EXERCISE TASK: Restate, word for word, all of the material shown below.

Records from a data source:
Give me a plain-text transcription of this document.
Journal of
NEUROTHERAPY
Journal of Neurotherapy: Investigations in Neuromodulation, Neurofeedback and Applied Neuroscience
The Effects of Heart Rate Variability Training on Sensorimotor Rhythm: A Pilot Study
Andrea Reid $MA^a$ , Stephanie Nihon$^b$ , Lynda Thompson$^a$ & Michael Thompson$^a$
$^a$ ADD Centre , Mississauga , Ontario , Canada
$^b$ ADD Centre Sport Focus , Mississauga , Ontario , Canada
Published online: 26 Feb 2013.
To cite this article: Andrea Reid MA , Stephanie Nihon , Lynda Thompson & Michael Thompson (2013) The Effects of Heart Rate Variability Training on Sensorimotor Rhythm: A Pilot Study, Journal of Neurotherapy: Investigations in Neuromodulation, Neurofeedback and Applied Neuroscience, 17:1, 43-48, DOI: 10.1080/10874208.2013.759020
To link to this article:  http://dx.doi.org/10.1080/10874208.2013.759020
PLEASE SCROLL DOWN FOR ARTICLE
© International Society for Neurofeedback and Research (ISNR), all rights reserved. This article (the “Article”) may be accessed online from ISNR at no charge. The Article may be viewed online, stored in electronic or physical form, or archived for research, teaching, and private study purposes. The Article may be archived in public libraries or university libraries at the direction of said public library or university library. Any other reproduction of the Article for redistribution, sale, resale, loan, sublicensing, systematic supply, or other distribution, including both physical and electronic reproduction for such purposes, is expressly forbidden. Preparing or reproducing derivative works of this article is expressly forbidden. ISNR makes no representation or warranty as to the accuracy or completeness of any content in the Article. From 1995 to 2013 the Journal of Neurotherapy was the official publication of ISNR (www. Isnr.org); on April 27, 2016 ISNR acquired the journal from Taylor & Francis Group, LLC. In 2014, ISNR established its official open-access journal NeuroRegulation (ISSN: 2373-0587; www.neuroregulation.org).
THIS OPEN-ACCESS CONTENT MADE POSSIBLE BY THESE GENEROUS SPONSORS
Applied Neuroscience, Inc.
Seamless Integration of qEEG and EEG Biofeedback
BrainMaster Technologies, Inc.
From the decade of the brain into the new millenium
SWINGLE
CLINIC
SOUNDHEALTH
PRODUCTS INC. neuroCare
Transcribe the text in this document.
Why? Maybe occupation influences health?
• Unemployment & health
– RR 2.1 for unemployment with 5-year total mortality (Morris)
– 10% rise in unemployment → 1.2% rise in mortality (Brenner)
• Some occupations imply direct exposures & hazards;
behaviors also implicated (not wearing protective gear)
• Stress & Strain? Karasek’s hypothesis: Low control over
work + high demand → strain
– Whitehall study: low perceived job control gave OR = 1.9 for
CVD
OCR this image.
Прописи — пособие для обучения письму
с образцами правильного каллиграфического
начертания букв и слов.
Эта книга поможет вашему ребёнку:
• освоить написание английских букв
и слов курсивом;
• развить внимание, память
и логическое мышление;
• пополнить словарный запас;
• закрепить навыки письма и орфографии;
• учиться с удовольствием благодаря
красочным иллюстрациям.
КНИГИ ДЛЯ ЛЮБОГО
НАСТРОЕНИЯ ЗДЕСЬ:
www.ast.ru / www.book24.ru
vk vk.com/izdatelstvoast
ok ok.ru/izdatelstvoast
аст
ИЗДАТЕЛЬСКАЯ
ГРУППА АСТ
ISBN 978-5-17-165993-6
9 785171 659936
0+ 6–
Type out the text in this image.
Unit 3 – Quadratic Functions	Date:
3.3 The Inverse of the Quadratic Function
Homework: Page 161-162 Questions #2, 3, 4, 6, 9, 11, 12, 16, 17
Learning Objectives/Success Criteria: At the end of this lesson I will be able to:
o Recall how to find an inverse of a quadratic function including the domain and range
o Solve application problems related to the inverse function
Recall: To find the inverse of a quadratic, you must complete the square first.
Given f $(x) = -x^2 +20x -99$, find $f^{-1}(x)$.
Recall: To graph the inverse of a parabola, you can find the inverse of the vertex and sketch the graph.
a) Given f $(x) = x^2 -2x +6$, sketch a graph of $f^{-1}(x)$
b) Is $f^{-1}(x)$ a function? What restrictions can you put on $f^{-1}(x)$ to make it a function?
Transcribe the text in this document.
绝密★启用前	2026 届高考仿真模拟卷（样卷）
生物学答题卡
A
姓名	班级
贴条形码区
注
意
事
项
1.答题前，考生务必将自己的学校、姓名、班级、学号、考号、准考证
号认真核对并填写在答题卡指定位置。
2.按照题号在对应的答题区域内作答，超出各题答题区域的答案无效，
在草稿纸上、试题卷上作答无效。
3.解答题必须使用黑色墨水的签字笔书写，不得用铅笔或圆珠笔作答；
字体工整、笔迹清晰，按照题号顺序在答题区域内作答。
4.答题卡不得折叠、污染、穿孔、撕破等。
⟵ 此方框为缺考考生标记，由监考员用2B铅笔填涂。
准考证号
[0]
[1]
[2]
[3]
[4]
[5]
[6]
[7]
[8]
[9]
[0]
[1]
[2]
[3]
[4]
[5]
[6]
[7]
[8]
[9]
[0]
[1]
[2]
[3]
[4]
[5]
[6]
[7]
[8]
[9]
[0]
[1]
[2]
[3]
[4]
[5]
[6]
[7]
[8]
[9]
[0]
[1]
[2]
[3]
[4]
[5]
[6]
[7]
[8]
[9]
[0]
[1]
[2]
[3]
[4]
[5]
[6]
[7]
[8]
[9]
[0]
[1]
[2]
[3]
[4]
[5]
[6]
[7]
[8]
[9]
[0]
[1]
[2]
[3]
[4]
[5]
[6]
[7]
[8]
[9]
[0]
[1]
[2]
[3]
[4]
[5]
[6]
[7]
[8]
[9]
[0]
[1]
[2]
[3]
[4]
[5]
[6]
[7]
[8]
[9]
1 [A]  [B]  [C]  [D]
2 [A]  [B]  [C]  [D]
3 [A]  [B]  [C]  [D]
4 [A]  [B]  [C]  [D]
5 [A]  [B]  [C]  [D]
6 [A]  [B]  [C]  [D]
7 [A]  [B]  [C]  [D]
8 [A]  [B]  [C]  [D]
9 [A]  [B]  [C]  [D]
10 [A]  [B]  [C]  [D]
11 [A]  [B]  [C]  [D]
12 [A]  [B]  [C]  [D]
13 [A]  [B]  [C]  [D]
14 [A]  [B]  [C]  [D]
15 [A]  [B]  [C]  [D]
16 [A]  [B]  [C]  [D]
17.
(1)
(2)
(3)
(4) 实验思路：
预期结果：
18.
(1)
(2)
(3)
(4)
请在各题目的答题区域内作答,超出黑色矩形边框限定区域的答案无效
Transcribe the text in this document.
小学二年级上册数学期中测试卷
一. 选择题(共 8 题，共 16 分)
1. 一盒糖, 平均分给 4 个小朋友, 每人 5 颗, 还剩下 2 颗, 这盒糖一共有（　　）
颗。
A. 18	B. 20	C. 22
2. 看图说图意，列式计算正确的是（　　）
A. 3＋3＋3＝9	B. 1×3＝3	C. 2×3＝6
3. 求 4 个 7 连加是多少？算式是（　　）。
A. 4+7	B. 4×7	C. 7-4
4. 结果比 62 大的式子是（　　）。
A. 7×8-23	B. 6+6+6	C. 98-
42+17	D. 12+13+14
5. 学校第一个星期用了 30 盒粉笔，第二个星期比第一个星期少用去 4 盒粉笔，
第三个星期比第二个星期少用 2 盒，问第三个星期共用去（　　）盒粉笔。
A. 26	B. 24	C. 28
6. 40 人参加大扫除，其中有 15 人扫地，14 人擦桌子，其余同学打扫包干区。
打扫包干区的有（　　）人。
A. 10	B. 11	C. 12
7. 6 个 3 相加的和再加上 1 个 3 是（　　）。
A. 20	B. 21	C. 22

RESULT OF THE TASK:
Give me a plain-text transcription of this document.
Journal of
NEUROTHERAPY
Journal of Neurotherapy: Investigations in Neuromodulation, Neurofeedback and Applied Neuroscience
The Effects of Heart Rate Variability Training on Sensorimotor Rhythm: A Pilot Study
Andrea Reid $MA^a$ , Stephanie Nihon$^b$ , Lynda Thompson$^a$ & Michael Thompson$^a$
$^a$ ADD Centre , Mississauga , Ontario , Canada
$^b$ ADD Centre Sport Focus , Mississauga , Ontario , Canada
Published online: 26 Feb 2013.
To cite this article: Andrea Reid MA , Stephanie Nihon , Lynda Thompson & Michael Thompson (2013) The Effects of Heart Rate Variability Training on Sensorimotor Rhythm: A Pilot Study, Journal of Neurotherapy: Investigations in Neuromodulation, Neurofeedback and Applied Neuroscience, 17:1, 43-48, DOI: 10.1080/10874208.2013.759020
To link to this article:  http://dx.doi.org/10.1080/10874208.2013.759020
PLEASE SCROLL DOWN FOR ARTICLE
© International Society for Neurofeedback and Research (ISNR), all rights reserved. This article (the “Article”) may be accessed online from ISNR at no charge. The Article may be viewed online, stored in electronic or physical form, or archived for research, teaching, and private study purposes. The Article may be archived in public libraries or university libraries at the direction of said public library or university library. Any other reproduction of the Article for redistribution, sale, resale, loan, sublicensing, systematic supply, or other distribution, including both physical and electronic reproduction for such purposes, is expressly forbidden. Preparing or reproducing derivative works of this article is expressly forbidden. ISNR makes no representation or warranty as to the accuracy or completeness of any content in the Article. From 1995 to 2013 the Journal of Neurotherapy was the official publication of ISNR (www. Isnr.org); on April 27, 2016 ISNR acquired the journal from Taylor & Francis Group, LLC. In 2014, ISNR established its official open-access journal NeuroRegulation (ISSN: 2373-0587; www.neuroregulation.org).
THIS OPEN-ACCESS CONTENT MADE POSSIBLE BY THESE GENEROUS SPONSORS
Applied Neuroscience, Inc.
Seamless Integration of qEEG and EEG Biofeedback
BrainMaster Technologies, Inc.
From the decade of the brain into the new millenium
SWINGLE
CLINIC
SOUNDHEALTH
PRODUCTS INC. neuroCare
Transcribe the text in this document.
Why? Maybe occupation influences health?
• Unemployment & health
– RR 2.1 for unemployment with 5-year total mortality (Morris)
– 10% rise in unemployment → 1.2% rise in mortality (Brenner)
• Some occupations imply direct exposures & hazards;
behaviors also implicated (not wearing protective gear)
• Stress & Strain? Karasek’s hypothesis: Low control over
work + high demand → strain
– Whitehall study: low perceived job control gave OR = 1.9 for
CVD
OCR this image.
Прописи — пособие для обучения письму
с образцами правильного каллиграфического
начертания букв и слов.
Эта книга поможет вашему ребёнку:
• освоить написание английских букв
и слов курсивом;
• развить внимание, память
и логическое мышление;
• пополнить словарный запас;
• закрепить навыки письма и орфографии;
• учиться с удовольствием благодаря
красочным иллюстрациям.
КНИГИ ДЛЯ ЛЮБОГО
НАСТРОЕНИЯ ЗДЕСЬ:
www.ast.ru / www.book24.ru
vk vk.com/izdatelstvoast
ok ok.ru/izdatelstvoast
аст
ИЗДАТЕЛЬСКАЯ
ГРУППА АСТ
ISBN 978-5-17-165993-6
9 785171 659936
0+ 6–
Type out the text in this image.
Unit 3 – Quadratic Functions	Date:
3.3 The Inverse of the Quadratic Function
Homework: Page 161-162 Questions #2, 3, 4, 6, 9, 11, 12, 16, 17
Learning Objectives/Success Criteria: At the end of this lesson I will be able to:
o Recall how to find an inverse of a quadratic function including the domain and range
o Solve application problems related to the inverse function
Recall: To find the inverse of a quadratic, you must complete the square first.
Given f $(x) = -x^2 +20x -99$, find $f^{-1}(x)$.
Recall: To graph the inverse of a parabola, you can find the inverse of the vertex and sketch the graph.
a) Given f $(x) = x^2 -2x +6$, sketch a graph of $f^{-1}(x)$
b) Is $f^{-1}(x)$ a function? What restrictions can you put on $f^{-1}(x)$ to make it a function?
Transcribe the text in this document.
绝密★启用前	2026 届高考仿真模拟卷（样卷）
生物学答题卡
A
姓名	班级
贴条形码区
注
意
事
项
1.答题前，考生务必将自己的学校、姓名、班级、学号、考号、准考证
号认真核对并填写在答题卡指定位置。
2.按照题号在对应的答题区域内作答，超出各题答题区域的答案无效，
在草稿纸上、试题卷上作答无效。
3.解答题必须使用黑色墨水的签字笔书写，不得用铅笔或圆珠笔作答；
字体工整、笔迹清晰，按照题号顺序在答题区域内作答。
4.答题卡不得折叠、污染、穿孔、撕破等。
⟵ 此方框为缺考考生标记，由监考员用2B铅笔填涂。
准考证号
[0]
[1]
[2]
[3]
[4]
[5]
[6]
[7]
[8]
[9]
[0]
[1]
[2]
[3]
[4]
[5]
[6]
[7]
[8]
[9]
[0]
[1]
[2]
[3]
[4]
[5]
[6]
[7]
[8]
[9]
[0]
[1]
[2]
[3]
[4]
[5]
[6]
[7]
[8]
[9]
[0]
[1]
[2]
[3]
[4]
[5]
[6]
[7]
[8]
[9]
[0]
[1]
[2]
[3]
[4]
[5]
[6]
[7]
[8]
[9]
[0]
[1]
[2]
[3]
[4]
[5]
[6]
[7]
[8]
[9]
[0]
[1]
[2]
[3]
[4]
[5]
[6]
[7]
[8]
[9]
[0]
[1]
[2]
[3]
[4]
[5]
[6]
[7]
[8]
[9]
[0]
[1]
[2]
[3]
[4]
[5]
[6]
[7]
[8]
[9]
1 [A]  [B]  [C]  [D]
2 [A]  [B]  [C]  [D]
3 [A]  [B]  [C]  [D]
4 [A]  [B]  [C]  [D]
5 [A]  [B]  [C]  [D]
6 [A]  [B]  [C]  [D]
7 [A]  [B]  [C]  [D]
8 [A]  [B]  [C]  [D]
9 [A]  [B]  [C]  [D]
10 [A]  [B]  [C]  [D]
11 [A]  [B]  [C]  [D]
12 [A]  [B]  [C]  [D]
13 [A]  [B]  [C]  [D]
14 [A]  [B]  [C]  [D]
15 [A]  [B]  [C]  [D]
16 [A]  [B]  [C]  [D]
17.
(1)
(2)
(3)
(4) 实验思路：
预期结果：
18.
(1)
(2)
(3)
(4)
请在各题目的答题区域内作答,超出黑色矩形边框限定区域的答案无效
Transcribe the text in this document.
小学二年级上册数学期中测试卷
一. 选择题(共 8 题，共 16 分)
1. 一盒糖, 平均分给 4 个小朋友, 每人 5 颗, 还剩下 2 颗, 这盒糖一共有（　　）
颗。
A. 18	B. 20	C. 22
2. 看图说图意，列式计算正确的是（　　）
A. 3＋3＋3＝9	B. 1×3＝3	C. 2×3＝6
3. 求 4 个 7 连加是多少？算式是（　　）。
A. 4+7	B. 4×7	C. 7-4
4. 结果比 62 大的式子是（　　）。
A. 7×8-23	B. 6+6+6	C. 98-
42+17	D. 12+13+14
5. 学校第一个星期用了 30 盒粉笔，第二个星期比第一个星期少用去 4 盒粉笔，
第三个星期比第二个星期少用 2 盒，问第三个星期共用去（　　）盒粉笔。
A. 26	B. 24	C. 28
6. 40 人参加大扫除，其中有 15 人扫地，14 人擦桌子，其余同学打扫包干区。
打扫包干区的有（　　）人。
A. 10	B. 11	C. 12
7. 6 个 3 相加的和再加上 1 个 3 是（　　）。
A. 20	B. 21	C. 22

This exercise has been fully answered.